● **WHAT TO WORK ON**: Collect all the lines that mention the word "date".

● **DATA EXCERPTS**:
____
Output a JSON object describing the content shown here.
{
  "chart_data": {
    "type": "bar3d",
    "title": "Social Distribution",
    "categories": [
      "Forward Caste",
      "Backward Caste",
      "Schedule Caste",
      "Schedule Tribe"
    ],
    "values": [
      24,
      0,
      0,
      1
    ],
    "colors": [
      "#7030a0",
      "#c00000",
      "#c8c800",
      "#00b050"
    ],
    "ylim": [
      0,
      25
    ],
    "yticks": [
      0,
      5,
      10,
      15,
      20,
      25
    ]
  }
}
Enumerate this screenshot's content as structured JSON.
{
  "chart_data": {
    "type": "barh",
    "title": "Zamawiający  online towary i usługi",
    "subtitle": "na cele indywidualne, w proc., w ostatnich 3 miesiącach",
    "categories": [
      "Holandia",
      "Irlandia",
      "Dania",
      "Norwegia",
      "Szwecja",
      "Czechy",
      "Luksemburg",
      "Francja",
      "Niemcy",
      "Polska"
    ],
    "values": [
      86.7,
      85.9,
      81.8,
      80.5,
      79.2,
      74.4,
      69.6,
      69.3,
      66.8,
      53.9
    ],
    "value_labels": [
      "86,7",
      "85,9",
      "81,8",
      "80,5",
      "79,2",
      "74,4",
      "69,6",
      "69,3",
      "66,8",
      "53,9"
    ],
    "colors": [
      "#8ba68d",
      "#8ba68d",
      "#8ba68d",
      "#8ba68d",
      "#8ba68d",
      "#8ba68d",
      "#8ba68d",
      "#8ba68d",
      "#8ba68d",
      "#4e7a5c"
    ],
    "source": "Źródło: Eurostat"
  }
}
____
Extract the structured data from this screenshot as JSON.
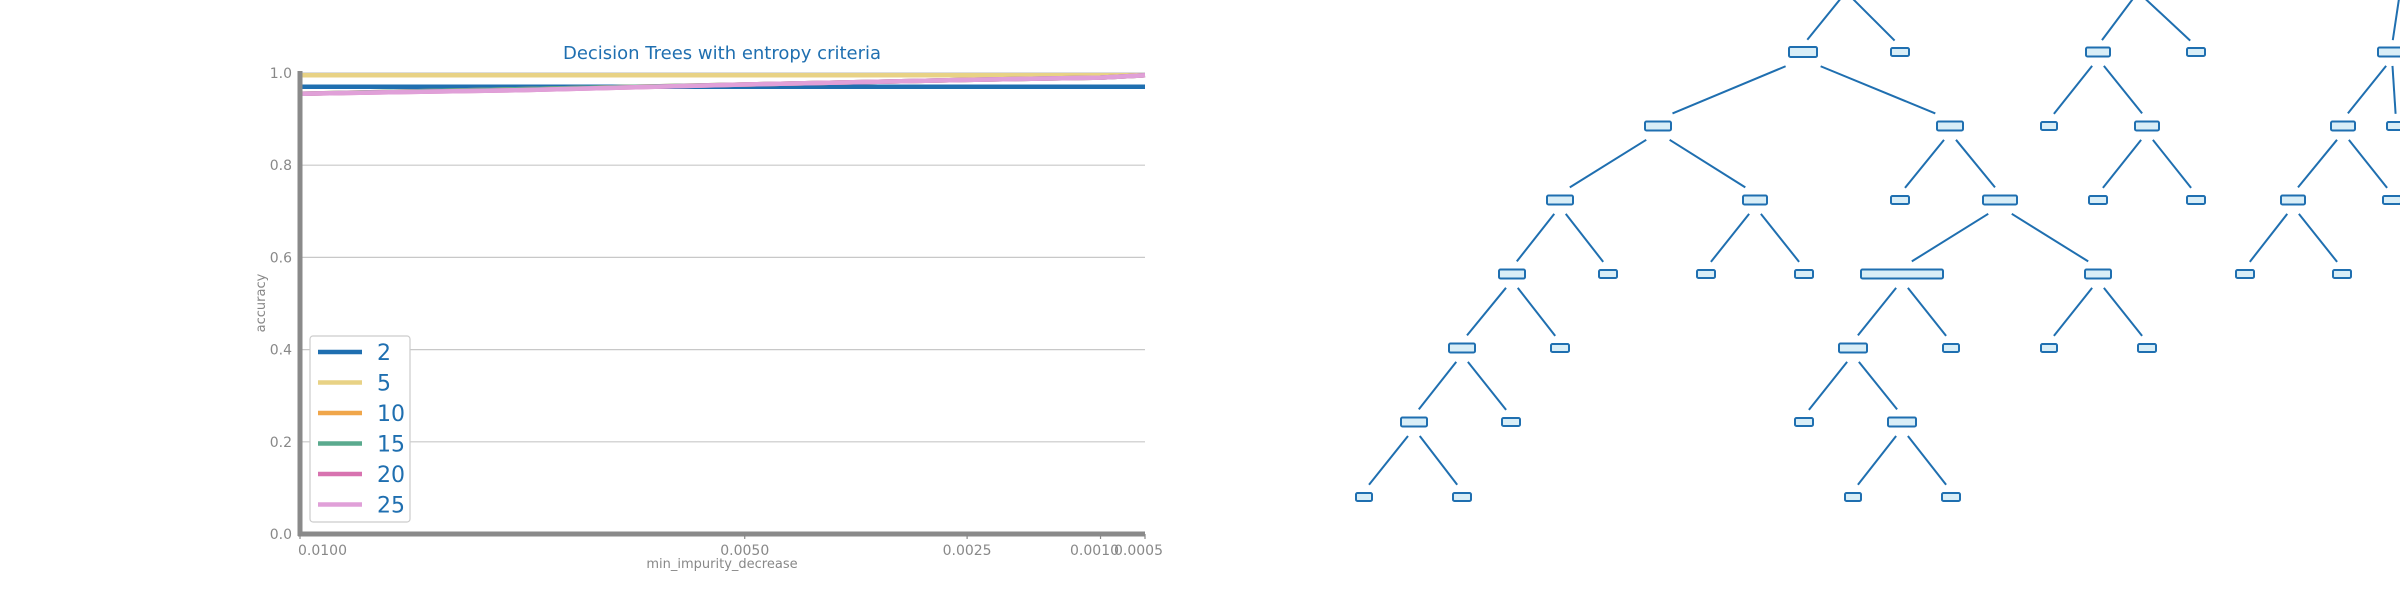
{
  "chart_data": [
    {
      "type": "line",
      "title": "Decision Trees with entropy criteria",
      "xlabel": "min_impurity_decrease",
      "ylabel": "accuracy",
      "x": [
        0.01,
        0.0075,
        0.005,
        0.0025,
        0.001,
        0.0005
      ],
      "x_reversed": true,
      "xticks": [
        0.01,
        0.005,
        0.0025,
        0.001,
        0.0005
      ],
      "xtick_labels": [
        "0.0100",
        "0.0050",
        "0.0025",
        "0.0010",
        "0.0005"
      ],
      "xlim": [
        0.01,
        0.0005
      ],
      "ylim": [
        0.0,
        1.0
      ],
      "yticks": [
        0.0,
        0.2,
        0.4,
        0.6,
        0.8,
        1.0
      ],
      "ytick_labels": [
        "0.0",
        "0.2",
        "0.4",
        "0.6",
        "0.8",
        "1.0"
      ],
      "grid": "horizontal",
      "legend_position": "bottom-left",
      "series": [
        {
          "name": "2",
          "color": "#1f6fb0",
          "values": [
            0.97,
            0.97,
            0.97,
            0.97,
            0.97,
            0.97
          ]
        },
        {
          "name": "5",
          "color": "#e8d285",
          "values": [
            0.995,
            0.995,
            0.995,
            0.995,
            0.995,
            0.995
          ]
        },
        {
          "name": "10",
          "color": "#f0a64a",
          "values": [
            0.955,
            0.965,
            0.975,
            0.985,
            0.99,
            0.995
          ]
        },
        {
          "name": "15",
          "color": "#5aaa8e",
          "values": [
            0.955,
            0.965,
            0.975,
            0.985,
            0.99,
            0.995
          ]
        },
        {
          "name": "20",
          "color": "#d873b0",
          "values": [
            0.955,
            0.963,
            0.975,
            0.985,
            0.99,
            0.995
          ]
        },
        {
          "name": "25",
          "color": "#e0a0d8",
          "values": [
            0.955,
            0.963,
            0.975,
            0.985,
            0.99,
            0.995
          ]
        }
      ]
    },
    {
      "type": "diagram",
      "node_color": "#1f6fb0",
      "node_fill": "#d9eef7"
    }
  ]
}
____
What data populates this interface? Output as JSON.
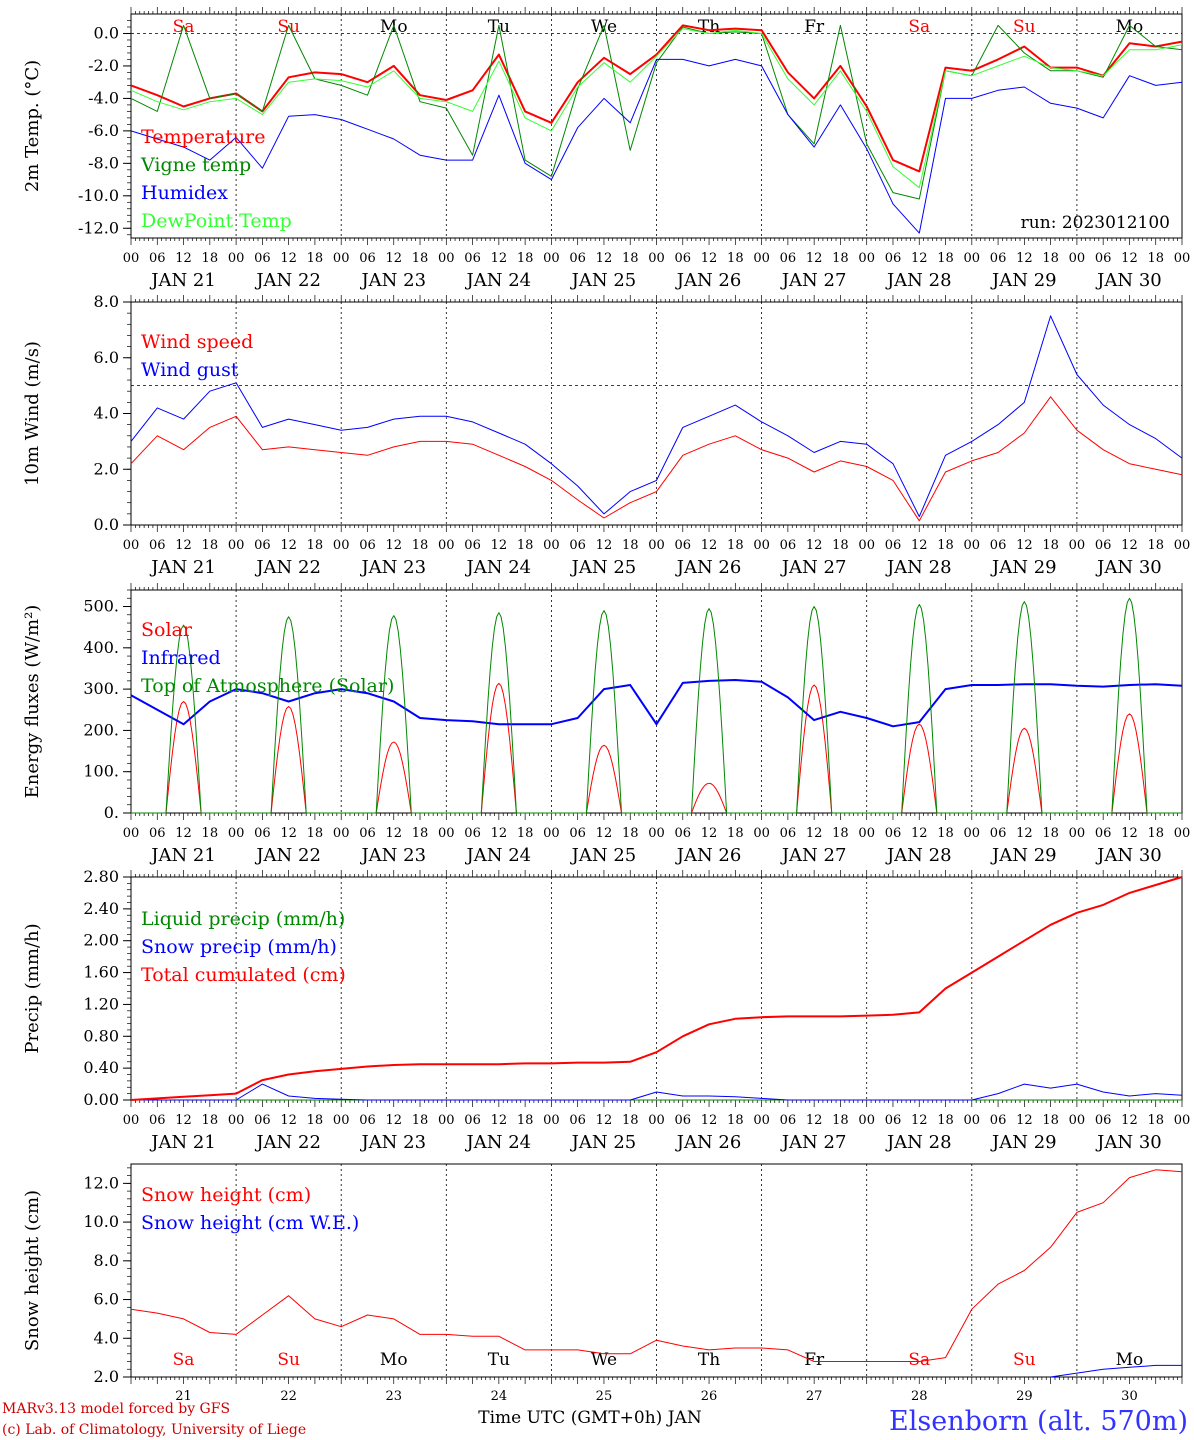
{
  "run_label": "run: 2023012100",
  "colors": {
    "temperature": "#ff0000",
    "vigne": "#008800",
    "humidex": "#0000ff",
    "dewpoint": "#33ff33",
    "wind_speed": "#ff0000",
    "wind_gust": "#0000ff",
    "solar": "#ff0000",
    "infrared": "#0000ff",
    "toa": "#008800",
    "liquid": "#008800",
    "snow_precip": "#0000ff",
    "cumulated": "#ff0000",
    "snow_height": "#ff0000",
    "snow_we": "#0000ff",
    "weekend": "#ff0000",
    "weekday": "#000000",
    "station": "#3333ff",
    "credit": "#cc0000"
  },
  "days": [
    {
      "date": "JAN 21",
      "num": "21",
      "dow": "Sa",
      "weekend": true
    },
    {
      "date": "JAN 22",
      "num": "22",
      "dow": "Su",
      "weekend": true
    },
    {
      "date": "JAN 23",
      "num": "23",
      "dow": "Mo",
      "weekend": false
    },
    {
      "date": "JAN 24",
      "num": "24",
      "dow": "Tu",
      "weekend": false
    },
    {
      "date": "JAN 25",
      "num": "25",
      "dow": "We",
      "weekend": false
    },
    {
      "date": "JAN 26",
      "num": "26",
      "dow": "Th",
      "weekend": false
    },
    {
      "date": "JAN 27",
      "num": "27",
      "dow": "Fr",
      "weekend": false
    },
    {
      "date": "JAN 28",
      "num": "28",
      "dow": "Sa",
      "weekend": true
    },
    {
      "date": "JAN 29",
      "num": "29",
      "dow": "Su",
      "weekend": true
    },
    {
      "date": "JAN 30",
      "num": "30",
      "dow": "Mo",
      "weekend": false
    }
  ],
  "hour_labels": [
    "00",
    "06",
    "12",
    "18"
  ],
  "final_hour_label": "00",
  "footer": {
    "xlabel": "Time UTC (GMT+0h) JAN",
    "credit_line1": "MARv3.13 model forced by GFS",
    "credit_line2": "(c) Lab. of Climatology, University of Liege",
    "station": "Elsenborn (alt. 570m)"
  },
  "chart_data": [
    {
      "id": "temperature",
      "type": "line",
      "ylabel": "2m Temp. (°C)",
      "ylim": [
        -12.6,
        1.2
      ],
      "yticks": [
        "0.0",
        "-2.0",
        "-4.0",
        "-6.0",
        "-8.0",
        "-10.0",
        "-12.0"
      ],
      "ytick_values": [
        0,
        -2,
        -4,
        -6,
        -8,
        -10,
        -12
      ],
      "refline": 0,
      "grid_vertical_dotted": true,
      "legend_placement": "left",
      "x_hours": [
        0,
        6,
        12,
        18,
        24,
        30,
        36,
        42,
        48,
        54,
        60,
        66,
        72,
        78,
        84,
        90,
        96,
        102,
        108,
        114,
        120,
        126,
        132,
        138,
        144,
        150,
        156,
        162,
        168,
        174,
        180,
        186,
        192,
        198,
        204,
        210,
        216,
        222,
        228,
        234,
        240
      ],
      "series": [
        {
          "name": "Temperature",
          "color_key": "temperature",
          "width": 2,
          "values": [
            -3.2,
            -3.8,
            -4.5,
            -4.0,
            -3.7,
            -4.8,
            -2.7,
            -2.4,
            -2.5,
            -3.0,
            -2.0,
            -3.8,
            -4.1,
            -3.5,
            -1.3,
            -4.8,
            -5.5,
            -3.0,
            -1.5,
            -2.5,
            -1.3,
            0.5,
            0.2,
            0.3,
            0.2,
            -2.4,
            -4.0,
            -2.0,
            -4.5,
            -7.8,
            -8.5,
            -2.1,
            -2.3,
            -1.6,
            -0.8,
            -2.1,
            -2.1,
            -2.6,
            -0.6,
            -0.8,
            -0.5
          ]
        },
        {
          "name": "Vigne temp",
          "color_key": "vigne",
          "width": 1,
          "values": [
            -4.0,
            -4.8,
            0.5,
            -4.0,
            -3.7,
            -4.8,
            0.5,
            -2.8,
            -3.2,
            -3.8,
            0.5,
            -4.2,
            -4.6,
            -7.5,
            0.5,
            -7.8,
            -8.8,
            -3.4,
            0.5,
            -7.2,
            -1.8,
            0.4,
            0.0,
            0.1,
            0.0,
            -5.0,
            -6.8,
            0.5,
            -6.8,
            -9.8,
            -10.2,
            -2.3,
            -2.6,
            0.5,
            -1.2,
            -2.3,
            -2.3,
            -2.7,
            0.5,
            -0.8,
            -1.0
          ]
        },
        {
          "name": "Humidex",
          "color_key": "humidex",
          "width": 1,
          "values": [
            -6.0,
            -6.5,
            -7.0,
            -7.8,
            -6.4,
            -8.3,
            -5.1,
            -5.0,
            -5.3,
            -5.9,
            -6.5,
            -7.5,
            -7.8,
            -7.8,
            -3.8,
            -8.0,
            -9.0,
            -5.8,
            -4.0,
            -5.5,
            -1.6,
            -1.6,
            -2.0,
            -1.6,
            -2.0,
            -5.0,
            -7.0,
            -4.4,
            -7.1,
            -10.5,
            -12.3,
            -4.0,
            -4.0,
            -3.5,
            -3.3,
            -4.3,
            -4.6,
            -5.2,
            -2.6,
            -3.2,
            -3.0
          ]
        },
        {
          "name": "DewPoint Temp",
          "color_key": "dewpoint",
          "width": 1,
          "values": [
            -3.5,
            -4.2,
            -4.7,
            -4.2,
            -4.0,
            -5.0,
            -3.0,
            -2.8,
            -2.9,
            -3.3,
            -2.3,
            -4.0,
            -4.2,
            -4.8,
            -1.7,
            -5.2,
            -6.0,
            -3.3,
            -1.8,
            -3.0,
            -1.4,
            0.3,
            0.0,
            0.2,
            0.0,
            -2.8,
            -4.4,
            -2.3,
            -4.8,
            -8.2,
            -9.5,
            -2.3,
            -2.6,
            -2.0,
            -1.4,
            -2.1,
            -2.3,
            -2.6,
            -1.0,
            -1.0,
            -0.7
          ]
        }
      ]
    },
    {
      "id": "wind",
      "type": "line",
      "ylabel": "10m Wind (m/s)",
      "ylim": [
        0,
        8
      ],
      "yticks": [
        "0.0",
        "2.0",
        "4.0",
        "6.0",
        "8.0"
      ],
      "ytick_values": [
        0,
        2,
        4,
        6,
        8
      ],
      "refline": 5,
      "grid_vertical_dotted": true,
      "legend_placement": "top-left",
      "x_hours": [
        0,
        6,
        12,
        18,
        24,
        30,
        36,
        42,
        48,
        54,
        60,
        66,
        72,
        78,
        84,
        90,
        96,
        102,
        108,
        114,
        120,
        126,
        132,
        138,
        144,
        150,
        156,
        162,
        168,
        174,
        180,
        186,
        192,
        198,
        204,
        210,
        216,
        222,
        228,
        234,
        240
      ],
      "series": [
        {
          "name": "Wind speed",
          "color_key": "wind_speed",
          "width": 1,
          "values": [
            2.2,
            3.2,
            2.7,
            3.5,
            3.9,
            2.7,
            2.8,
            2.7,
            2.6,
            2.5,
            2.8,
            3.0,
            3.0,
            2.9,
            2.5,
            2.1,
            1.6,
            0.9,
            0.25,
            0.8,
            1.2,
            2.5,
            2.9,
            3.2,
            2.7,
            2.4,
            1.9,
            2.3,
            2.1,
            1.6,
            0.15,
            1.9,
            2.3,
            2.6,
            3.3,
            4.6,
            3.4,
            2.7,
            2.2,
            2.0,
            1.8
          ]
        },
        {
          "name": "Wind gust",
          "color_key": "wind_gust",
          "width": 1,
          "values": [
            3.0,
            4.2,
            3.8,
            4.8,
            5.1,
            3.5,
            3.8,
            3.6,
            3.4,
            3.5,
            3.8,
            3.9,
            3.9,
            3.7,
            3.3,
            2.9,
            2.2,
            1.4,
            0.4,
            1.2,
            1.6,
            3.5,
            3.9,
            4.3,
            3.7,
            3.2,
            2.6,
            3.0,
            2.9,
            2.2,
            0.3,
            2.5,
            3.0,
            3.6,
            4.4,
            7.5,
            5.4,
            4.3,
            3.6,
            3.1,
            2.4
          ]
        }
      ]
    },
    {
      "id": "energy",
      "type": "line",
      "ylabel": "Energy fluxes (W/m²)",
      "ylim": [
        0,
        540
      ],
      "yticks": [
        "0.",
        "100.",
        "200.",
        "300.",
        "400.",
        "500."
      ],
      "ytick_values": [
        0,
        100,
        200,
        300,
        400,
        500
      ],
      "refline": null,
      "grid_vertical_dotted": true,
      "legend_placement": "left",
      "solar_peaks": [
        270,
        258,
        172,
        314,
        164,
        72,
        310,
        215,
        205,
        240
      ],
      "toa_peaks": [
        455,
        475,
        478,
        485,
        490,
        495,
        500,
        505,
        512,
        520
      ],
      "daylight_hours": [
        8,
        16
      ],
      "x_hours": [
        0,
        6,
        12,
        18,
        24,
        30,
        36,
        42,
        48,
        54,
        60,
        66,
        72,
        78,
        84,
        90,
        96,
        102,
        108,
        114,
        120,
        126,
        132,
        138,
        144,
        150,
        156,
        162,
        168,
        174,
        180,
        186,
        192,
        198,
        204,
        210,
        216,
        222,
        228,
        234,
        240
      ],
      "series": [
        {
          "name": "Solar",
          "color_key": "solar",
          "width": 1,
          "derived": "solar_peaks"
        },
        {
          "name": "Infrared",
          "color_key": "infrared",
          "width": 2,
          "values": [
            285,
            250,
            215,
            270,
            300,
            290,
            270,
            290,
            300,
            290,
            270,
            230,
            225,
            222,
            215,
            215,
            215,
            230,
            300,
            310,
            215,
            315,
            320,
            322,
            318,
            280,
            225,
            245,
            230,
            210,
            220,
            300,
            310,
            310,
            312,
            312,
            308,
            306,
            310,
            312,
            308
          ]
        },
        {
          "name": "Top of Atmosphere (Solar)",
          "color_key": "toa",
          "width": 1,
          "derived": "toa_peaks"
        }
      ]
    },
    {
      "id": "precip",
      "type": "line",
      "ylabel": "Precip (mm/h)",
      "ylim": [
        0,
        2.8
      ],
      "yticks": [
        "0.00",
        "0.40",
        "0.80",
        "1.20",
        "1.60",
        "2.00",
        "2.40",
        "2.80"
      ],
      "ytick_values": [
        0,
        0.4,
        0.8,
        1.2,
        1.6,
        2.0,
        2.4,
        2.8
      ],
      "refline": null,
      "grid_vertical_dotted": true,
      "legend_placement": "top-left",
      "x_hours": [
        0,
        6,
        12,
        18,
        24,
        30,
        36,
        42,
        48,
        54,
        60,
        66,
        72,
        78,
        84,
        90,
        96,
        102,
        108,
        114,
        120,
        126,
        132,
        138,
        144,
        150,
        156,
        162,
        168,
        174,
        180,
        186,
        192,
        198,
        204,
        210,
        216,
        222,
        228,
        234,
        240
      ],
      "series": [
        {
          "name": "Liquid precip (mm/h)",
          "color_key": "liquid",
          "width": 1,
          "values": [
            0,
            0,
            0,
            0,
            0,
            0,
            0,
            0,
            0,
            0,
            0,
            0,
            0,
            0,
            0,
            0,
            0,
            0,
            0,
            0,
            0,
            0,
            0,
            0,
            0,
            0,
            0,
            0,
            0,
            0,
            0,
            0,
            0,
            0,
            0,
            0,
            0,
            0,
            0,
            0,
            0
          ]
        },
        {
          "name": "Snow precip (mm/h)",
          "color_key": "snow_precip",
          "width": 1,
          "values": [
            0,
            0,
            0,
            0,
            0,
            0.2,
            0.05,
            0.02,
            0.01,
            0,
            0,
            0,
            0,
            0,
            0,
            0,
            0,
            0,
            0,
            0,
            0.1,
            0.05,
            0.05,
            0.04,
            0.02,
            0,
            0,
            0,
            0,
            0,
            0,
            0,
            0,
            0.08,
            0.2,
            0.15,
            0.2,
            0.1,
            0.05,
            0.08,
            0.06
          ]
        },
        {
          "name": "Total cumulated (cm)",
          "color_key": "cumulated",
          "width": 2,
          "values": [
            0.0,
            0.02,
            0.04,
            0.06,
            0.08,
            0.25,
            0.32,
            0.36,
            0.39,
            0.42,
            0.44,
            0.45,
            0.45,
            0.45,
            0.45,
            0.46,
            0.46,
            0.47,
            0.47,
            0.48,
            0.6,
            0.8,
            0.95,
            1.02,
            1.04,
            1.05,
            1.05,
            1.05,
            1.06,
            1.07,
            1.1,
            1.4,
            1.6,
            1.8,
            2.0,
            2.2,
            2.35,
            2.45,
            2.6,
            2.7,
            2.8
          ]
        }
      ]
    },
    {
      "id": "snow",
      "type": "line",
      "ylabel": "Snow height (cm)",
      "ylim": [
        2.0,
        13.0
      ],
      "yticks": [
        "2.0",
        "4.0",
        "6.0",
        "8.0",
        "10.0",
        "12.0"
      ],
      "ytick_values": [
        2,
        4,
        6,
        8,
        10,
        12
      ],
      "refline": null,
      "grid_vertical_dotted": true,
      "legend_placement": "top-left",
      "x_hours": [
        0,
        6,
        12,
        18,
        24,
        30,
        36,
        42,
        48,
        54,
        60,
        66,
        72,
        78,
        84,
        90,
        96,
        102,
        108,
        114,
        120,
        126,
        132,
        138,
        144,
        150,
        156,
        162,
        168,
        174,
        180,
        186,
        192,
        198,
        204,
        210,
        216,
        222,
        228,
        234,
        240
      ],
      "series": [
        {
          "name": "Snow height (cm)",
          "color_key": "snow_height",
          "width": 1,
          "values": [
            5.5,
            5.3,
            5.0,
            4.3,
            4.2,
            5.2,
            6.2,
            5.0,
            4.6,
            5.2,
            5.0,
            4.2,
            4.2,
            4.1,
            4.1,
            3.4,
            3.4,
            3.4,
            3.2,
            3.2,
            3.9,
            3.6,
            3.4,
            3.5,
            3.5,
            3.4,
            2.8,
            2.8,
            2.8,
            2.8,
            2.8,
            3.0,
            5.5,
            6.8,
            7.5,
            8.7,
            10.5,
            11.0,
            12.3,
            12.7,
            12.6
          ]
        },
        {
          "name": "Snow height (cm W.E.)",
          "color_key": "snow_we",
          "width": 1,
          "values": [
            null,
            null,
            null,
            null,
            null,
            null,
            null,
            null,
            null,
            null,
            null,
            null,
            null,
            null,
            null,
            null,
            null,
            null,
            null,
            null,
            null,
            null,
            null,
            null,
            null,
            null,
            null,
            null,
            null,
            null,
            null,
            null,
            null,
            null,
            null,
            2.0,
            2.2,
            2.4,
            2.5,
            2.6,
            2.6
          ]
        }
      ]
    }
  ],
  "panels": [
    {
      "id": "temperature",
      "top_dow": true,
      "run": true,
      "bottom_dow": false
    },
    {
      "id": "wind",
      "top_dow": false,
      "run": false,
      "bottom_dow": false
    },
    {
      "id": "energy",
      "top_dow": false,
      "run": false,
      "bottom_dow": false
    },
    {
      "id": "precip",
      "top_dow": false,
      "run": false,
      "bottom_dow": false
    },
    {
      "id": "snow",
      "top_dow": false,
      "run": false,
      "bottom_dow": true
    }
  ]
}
____
● **WRITTEN SOLUTION**:
      "date": "JAN 21",
      "date": "JAN 22",
      "date": "JAN 23",
      "date": "JAN 24",
      "date": "JAN 25",
      "date": "JAN 26",
      "date": "JAN 27",
      "date": "JAN 28",
      "date": "JAN 29",
      "date": "JAN 30",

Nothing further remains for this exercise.